◆ What is being asked: Arrange every line of the material below as a numbered list, leaving out the blank lines and the pictures.

Records from a data source
───

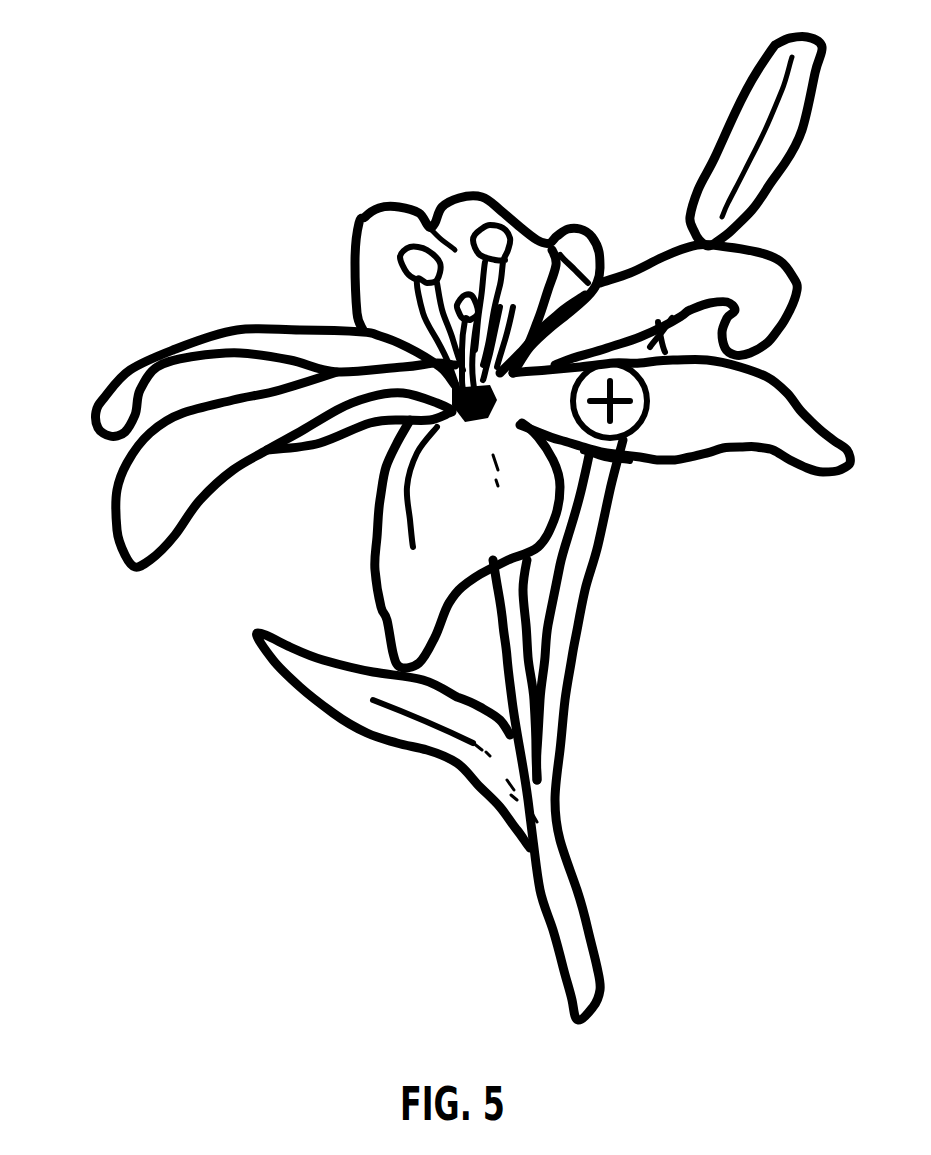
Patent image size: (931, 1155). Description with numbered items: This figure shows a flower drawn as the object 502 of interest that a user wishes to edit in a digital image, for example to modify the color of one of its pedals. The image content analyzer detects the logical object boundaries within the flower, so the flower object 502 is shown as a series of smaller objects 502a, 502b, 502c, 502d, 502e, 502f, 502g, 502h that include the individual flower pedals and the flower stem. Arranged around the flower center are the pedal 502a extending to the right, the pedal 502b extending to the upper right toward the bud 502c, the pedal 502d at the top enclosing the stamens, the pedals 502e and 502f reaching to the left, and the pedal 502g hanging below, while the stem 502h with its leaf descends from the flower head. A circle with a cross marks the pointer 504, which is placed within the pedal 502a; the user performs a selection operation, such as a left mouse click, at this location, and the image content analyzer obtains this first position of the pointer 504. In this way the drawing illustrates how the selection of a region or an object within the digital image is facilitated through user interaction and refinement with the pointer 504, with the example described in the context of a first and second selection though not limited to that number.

The object of interest 502 is at (556, 62).
The flower pedal 502a is at (798, 396).
The flower pedal 502b is at (794, 268).
The flower bud 502c is at (815, 87).
The flower pedal 502d is at (499, 196).
The flower pedal 502e is at (244, 326).
The flower pedal 502f is at (113, 492).
The flower pedal 502g is at (374, 590).
The flower stem 502h is at (588, 626).
The pointer 504 is at (627, 428).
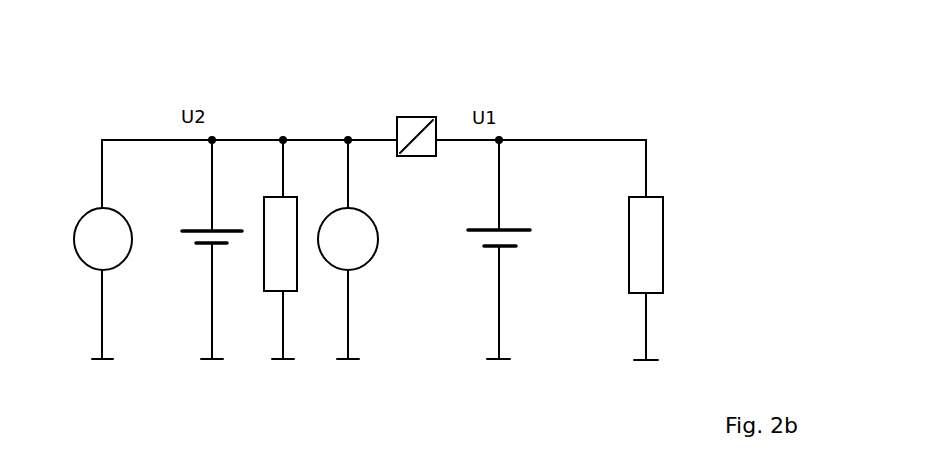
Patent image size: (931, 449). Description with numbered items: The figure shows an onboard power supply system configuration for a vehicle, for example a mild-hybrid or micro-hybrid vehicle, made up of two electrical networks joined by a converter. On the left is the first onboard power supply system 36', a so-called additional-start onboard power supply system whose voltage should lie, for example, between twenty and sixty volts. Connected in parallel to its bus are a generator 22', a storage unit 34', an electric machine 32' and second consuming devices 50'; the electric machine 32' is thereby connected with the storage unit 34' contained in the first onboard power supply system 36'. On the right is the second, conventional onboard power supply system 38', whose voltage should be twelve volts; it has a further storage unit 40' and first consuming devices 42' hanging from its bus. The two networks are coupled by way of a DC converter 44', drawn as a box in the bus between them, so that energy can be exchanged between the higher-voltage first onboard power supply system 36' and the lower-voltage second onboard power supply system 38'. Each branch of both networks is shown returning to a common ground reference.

The generator 22' is at (72, 249).
The electric machine 32' is at (364, 249).
The storage unit 34' is at (195, 249).
The first onboard power supply system 36' is at (249, 78).
The second onboard power supply system 38' is at (541, 81).
The further storage unit 40' is at (510, 249).
The first consuming devices 42' is at (672, 250).
The DC converter 44' is at (427, 109).
The second consuming devices 50' is at (294, 249).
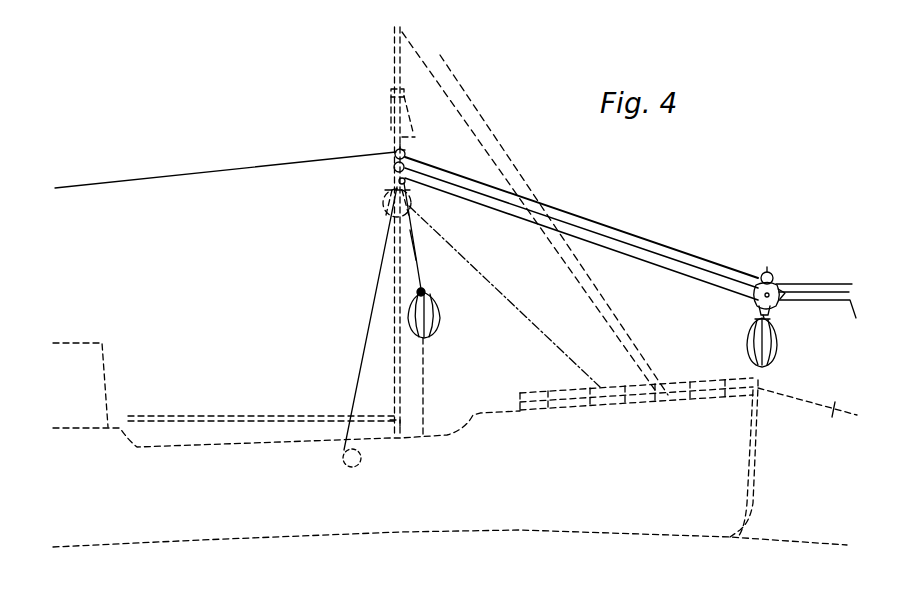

───

◆ Output below:
1. Patent image size: (931, 1155). Description with numbered items: This figure shows a flower drawn as the object 502 of interest that a user wishes to edit in a digital image, for example to modify the color of one of its pedals. The image content analyzer detects the logical object boundaries within the flower, so the flower object 502 is shown as a series of smaller objects 502a, 502b, 502c, 502d, 502e, 502f, 502g, 502h that include the individual flower pedals and the flower stem. Arranged around the flower center are the pedal 502a extending to the right, the pedal 502b extending to the upper right toward the bud 502c, the pedal 502d at the top enclosing the stamens, the pedals 502e and 502f reaching to the left, and the pedal 502g hanging below, while the stem 502h with its leaf descends from the flower head. A circle with a cross marks the pointer 504, which is placed within the pedal 502a; the user performs a selection operation, such as a left mouse click, at this location, and the image content analyzer obtains this first position of the pointer 504. In this way the drawing illustrates how the selection of a region or an object within the digital image is facilitated through user interaction and refinement with the pointer 504, with the example described in the context of a first and second selection though not limited to that number.
2. The object of interest 502 is at (556, 62).
3. The flower pedal 502a is at (798, 396).
4. The flower pedal 502b is at (794, 268).
5. The flower bud 502c is at (815, 87).
6. The flower pedal 502d is at (499, 196).
7. The flower pedal 502e is at (244, 326).
8. The flower pedal 502f is at (113, 492).
9. The flower pedal 502g is at (374, 590).
10. The flower stem 502h is at (588, 626).
11. The pointer 504 is at (627, 428).
12. Patent image size: (931, 449). Description with numbered items: The figure shows an onboard power supply system configuration for a vehicle, for example a mild-hybrid or micro-hybrid vehicle, made up of two electrical networks joined by a converter. On the left is the first onboard power supply system 36', a so-called additional-start onboard power supply system whose voltage should lie, for example, between twenty and sixty volts. Connected in parallel to its bus are a generator 22', a storage unit 34', an electric machine 32' and second consuming devices 50'; the electric machine 32' is thereby connected with the storage unit 34' contained in the first onboard power supply system 36'. On the right is the second, conventional onboard power supply system 38', whose voltage should be twelve volts; it has a further storage unit 40' and first consuming devices 42' hanging from its bus. The two networks are coupled by way of a DC converter 44', drawn as a box in the bus between them, so that energy can be exchanged between the higher-voltage first onboard power supply system 36' and the lower-voltage second onboard power supply system 38'. Each branch of both networks is shown returning to a common ground reference.
13. The generator 22' is at (72, 249).
14. The electric machine 32' is at (364, 249).
15. The storage unit 34' is at (195, 249).
16. The first onboard power supply system 36' is at (249, 78).
17. The second onboard power supply system 38' is at (541, 81).
18. The further storage unit 40' is at (510, 249).
19. The first consuming devices 42' is at (672, 250).
20. The DC converter 44' is at (427, 109).
21. The second consuming devices 50' is at (294, 249).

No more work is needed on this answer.